▸ **WRITTEN PROBLEM**
Without including any images, repeat the data exactly.

▸ **INFORMATION PROVIDED**

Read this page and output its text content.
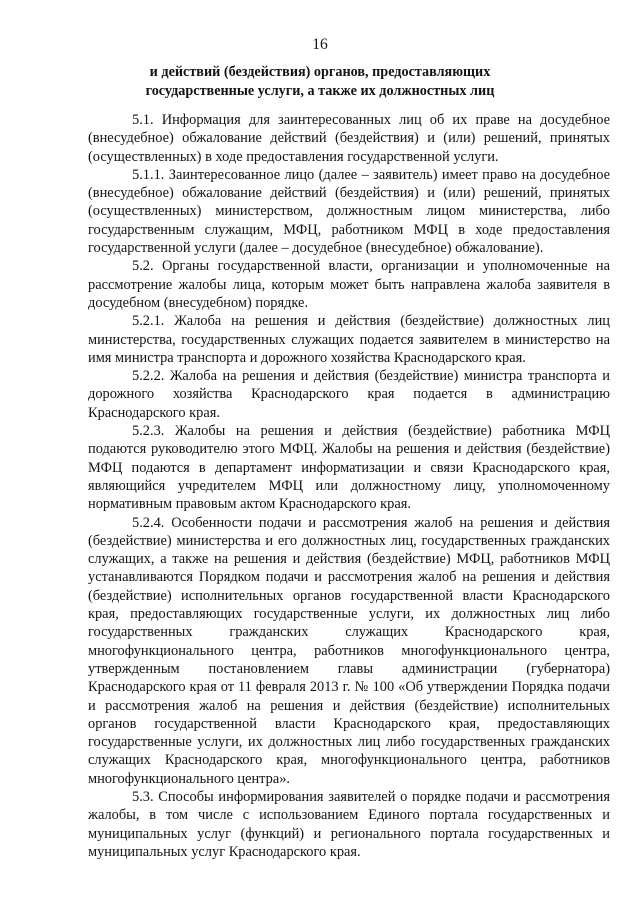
16
и действий (бездействия) органов, предоставляющих
государственные услуги, а также их должностных лиц

5.1. Информация для заинтересованных лиц об их праве на досудебное (внесудебное) обжалование действий (бездействия) и (или) решений, принятых (осуществленных) в ходе предоставления государственной услуги.

5.1.1. Заинтересованное лицо (далее – заявитель) имеет право на досудебное (внесудебное) обжалование действий (бездействия) и (или) решений, принятых (осуществленных) министерством, должностным лицом министерства, либо государственным служащим, МФЦ, работником МФЦ в ходе предоставления государственной услуги (далее – досудебное (внесудебное) обжалование).

5.2. Органы государственной власти, организации и уполномоченные на рассмотрение жалобы лица, которым может быть направлена жалоба заявителя в досудебном (внесудебном) порядке.

5.2.1. Жалоба на решения и действия (бездействие) должностных лиц министерства, государственных служащих подается заявителем в министерство на имя министра транспорта и дорожного хозяйства Краснодарского края.

5.2.2. Жалоба на решения и действия (бездействие) министра транспорта и дорожного хозяйства Краснодарского края подается в администрацию Краснодарского края.

5.2.3. Жалобы на решения и действия (бездействие) работника МФЦ подаются руководителю этого МФЦ. Жалобы на решения и действия (бездействие) МФЦ подаются в департамент информатизации и связи Краснодарского края, являющийся учредителем МФЦ или должностному лицу, уполномоченному нормативным правовым актом Краснодарского края.

5.2.4. Особенности подачи и рассмотрения жалоб на решения и действия (бездействие) министерства и его должностных лиц, государственных гражданских служащих, а также на решения и действия (бездействие) МФЦ, работников МФЦ устанавливаются Порядком подачи и рассмотрения жалоб на решения и действия (бездействие) исполнительных органов государственной власти Краснодарского края, предоставляющих государственные услуги, их должностных лиц либо государственных гражданских служащих Краснодарского края, многофункционального центра, работников многофункционального центра, утвержденным постановлением главы администрации (губернатора) Краснодарского края от 11 февраля 2013 г. № 100 «Об утверждении Порядка подачи и рассмотрения жалоб на решения и действия (бездействие) исполнительных органов государственной власти Краснодарского края, предоставляющих государственные услуги, их должностных лиц либо государственных гражданских служащих Краснодарского края, многофункционального центра, работников многофункционального центра».

5.3. Способы информирования заявителей о порядке подачи и рассмотрения жалобы, в том числе с использованием Единого портала государственных и муниципальных услуг (функций) и регионального портала государственных и муниципальных услуг Краснодарского края.
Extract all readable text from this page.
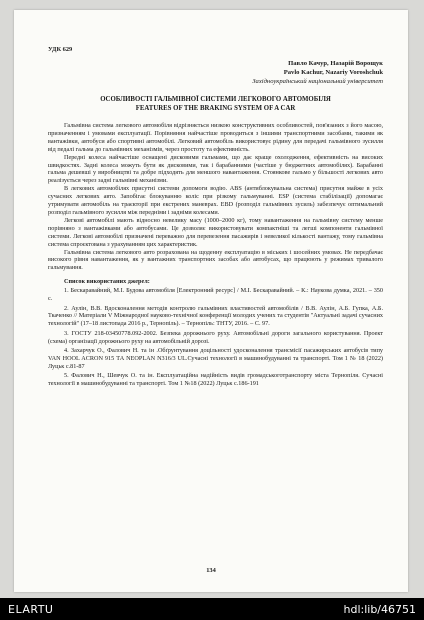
УДК 629
Павло Качур, Назарій Ворощук
Pavlo Kachur, Nazariy Voroshchuk
Західноукраїнський національний університет
ОСОБЛИВОСТІ ГАЛЬМІВНОЇ СИСТЕМИ ЛЕГКОВОГО АВТОМОБІЛЯ
FEATURES OF THE BRAKING SYSTEM OF A CAR

Гальмівна система легкового автомобіля відрізняється низкою конструктивних особливостей, пов'язаних з його масою, призначенням і умовами експлуатації. Порівняння найчастіше проводиться з іншими транспортними засобами, такими як вантажівки, автобуси або спортивні автомобілі. Легковий автомобіль використовує рідину для передачі гальмівного зусилля від педалі гальма до гальмівних механізмів, через простоту та ефективність.

Передні колеса найчастіше оснащені дисковими гальмами, що дає краще охолодження, ефективність на високих швидкостях. Задні колеса можуть бути як дисковими, так і барабанними (частіше у бюджетних автомобілях). Барабанні гальма дешевші у виробництві та добре підходять для меншого навантаження. Стоянкове гальмо у більшості легкових авто реалізується через задні гальмівні механізми.

В легкових автомобілях присутні системи допомоги водію. ABS (антиблокувальна система) присутня майже в усіх сучасних легкових авто. Запобігає блокуванню коліс при різкому гальмуванні. ESP (система стабілізації) допомагає утримувати автомобіль на траєкторії при екстрених маневрах. EBD (розподіл гальмівних зусиль) забезпечує оптимальний розподіл гальмівного зусилля між передніми і задніми колесами.

Легкові автомобілі мають відносно невелику масу (1000–2000 кг), тому навантаження на гальмівну систему менше порівняно з вантажівками або автобусами. Це дозволяє використовувати компактніші та легші компоненти гальмівної системи. Легкові автомобілі призначені переважно для перевезення пасажирів і невеликої кількості вантажу, тому гальмівна система спроєктована з урахуванням цих характеристик.

Гальмівна система легкового авто розрахована на щоденну експлуатацію в міських і шосейних умовах. Не передбачає високого рівня навантаження, як у вантажних транспортних засобах або автобусах, що працюють у режимах тривалого гальмування.

Список використаних джерел:

1. Бескаравайний, М.І. Будова автомобіля [Електронний ресурс] / М.І. Бескаравайний. – К.: Наукова думка, 2021. – 350 с.

2. Аулін, В.В. Вдосконалення методів контролю гальмівних властивостей автомобілів / В.В. Аулін, А.Б. Гупка, А.Б. Ткаченко // Матеріали V Міжнародної науково-технічної конференції молодих учених та студентів "Актуальні задачі сучасних технологій" (17–18 листопада 2016 р., Тернопіль). – Тернопіль: ТНТУ, 2016. – С. 97.

3. ГОСТУ 218-03450778.092-2002. Безпека дорожнього руху. Автомобільні дороги загального користування. Проект (схема) організації дорожнього руху на автомобільній дорозі.

4. Захарчук О., Фалович Н. та ін .Обґрунтування доцільності удосконалення трансмісії пасажирських автобусів типу VAN HOOL ACRON 915 ТА NEOPLAN N316/3 UL.Сучасні технології в машинобудуванні та транспорті. Том 1 № 18 (2022) Луцьк с.81-87

5. Фалович Н., Шевчук О. та ін. Експлуатаційна надійність видів громадськоготранспорту міста Тернопіля. Сучасні технології в машинобудуванні та транспорті. Том 1 №18 (2022) Луцьк с.186-191

134
ELARTU	hdl:lib/46751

▸ **SOLVED PROBLEM**
Read this page and output its text content.
16
и действий (бездействия) органов, предоставляющих
государственные услуги, а также их должностных лиц

5.1. Информация для заинтересованных лиц об их праве на досудебное (внесудебное) обжалование действий (бездействия) и (или) решений, принятых (осуществленных) в ходе предоставления государственной услуги.

5.1.1. Заинтересованное лицо (далее – заявитель) имеет право на досудебное (внесудебное) обжалование действий (бездействия) и (или) решений, принятых (осуществленных) министерством, должностным лицом министерства, либо государственным служащим, МФЦ, работником МФЦ в ходе предоставления государственной услуги (далее – досудебное (внесудебное) обжалование).

5.2. Органы государственной власти, организации и уполномоченные на рассмотрение жалобы лица, которым может быть направлена жалоба заявителя в досудебном (внесудебном) порядке.

5.2.1. Жалоба на решения и действия (бездействие) должностных лиц министерства, государственных служащих подается заявителем в министерство на имя министра транспорта и дорожного хозяйства Краснодарского края.

5.2.2. Жалоба на решения и действия (бездействие) министра транспорта и дорожного хозяйства Краснодарского края подается в администрацию Краснодарского края.

5.2.3. Жалобы на решения и действия (бездействие) работника МФЦ подаются руководителю этого МФЦ. Жалобы на решения и действия (бездействие) МФЦ подаются в департамент информатизации и связи Краснодарского края, являющийся учредителем МФЦ или должностному лицу, уполномоченному нормативным правовым актом Краснодарского края.

5.2.4. Особенности подачи и рассмотрения жалоб на решения и действия (бездействие) министерства и его должностных лиц, государственных гражданских служащих, а также на решения и действия (бездействие) МФЦ, работников МФЦ устанавливаются Порядком подачи и рассмотрения жалоб на решения и действия (бездействие) исполнительных органов государственной власти Краснодарского края, предоставляющих государственные услуги, их должностных лиц либо государственных гражданских служащих Краснодарского края, многофункционального центра, работников многофункционального центра, утвержденным постановлением главы администрации (губернатора) Краснодарского края от 11 февраля 2013 г. № 100 «Об утверждении Порядка подачи и рассмотрения жалоб на решения и действия (бездействие) исполнительных органов государственной власти Краснодарского края, предоставляющих государственные услуги, их должностных лиц либо государственных гражданских служащих Краснодарского края, многофункционального центра, работников многофункционального центра».

5.3. Способы информирования заявителей о порядке подачи и рассмотрения жалобы, в том числе с использованием Единого портала государственных и муниципальных услуг (функций) и регионального портала государственных и муниципальных услуг Краснодарского края.
Extract all readable text from this page.
УДК 629
Павло Качур, Назарій Ворощук
Pavlo Kachur, Nazariy Voroshchuk
Західноукраїнський національний університет
ОСОБЛИВОСТІ ГАЛЬМІВНОЇ СИСТЕМИ ЛЕГКОВОГО АВТОМОБІЛЯ
FEATURES OF THE BRAKING SYSTEM OF A CAR

Гальмівна система легкового автомобіля відрізняється низкою конструктивних особливостей, пов'язаних з його масою, призначенням і умовами експлуатації. Порівняння найчастіше проводиться з іншими транспортними засобами, такими як вантажівки, автобуси або спортивні автомобілі. Легковий автомобіль використовує рідину для передачі гальмівного зусилля від педалі гальма до гальмівних механізмів, через простоту та ефективність.

Передні колеса найчастіше оснащені дисковими гальмами, що дає краще охолодження, ефективність на високих швидкостях. Задні колеса можуть бути як дисковими, так і барабанними (частіше у бюджетних автомобілях). Барабанні гальма дешевші у виробництві та добре підходять для меншого навантаження. Стоянкове гальмо у більшості легкових авто реалізується через задні гальмівні механізми.

В легкових автомобілях присутні системи допомоги водію. ABS (антиблокувальна система) присутня майже в усіх сучасних легкових авто. Запобігає блокуванню коліс при різкому гальмуванні. ESP (система стабілізації) допомагає утримувати автомобіль на траєкторії при екстрених маневрах. EBD (розподіл гальмівних зусиль) забезпечує оптимальний розподіл гальмівного зусилля між передніми і задніми колесами.

Легкові автомобілі мають відносно невелику масу (1000–2000 кг), тому навантаження на гальмівну систему менше порівняно з вантажівками або автобусами. Це дозволяє використовувати компактніші та легші компоненти гальмівної системи. Легкові автомобілі призначені переважно для перевезення пасажирів і невеликої кількості вантажу, тому гальмівна система спроєктована з урахуванням цих характеристик.

Гальмівна система легкового авто розрахована на щоденну експлуатацію в міських і шосейних умовах. Не передбачає високого рівня навантаження, як у вантажних транспортних засобах або автобусах, що працюють у режимах тривалого гальмування.

Список використаних джерел:

1. Бескаравайний, М.І. Будова автомобіля [Електронний ресурс] / М.І. Бескаравайний. – К.: Наукова думка, 2021. – 350 с.

2. Аулін, В.В. Вдосконалення методів контролю гальмівних властивостей автомобілів / В.В. Аулін, А.Б. Гупка, А.Б. Ткаченко // Матеріали V Міжнародної науково-технічної конференції молодих учених та студентів "Актуальні задачі сучасних технологій" (17–18 листопада 2016 р., Тернопіль). – Тернопіль: ТНТУ, 2016. – С. 97.

3. ГОСТУ 218-03450778.092-2002. Безпека дорожнього руху. Автомобільні дороги загального користування. Проект (схема) організації дорожнього руху на автомобільній дорозі.

4. Захарчук О., Фалович Н. та ін .Обґрунтування доцільності удосконалення трансмісії пасажирських автобусів типу VAN HOOL ACRON 915 ТА NEOPLAN N316/3 UL.Сучасні технології в машинобудуванні та транспорті. Том 1 № 18 (2022) Луцьк с.81-87

5. Фалович Н., Шевчук О. та ін. Експлуатаційна надійність видів громадськоготранспорту міста Тернопіля. Сучасні технології в машинобудуванні та транспорті. Том 1 №18 (2022) Луцьк с.186-191

134
ELARTU	hdl:lib/46751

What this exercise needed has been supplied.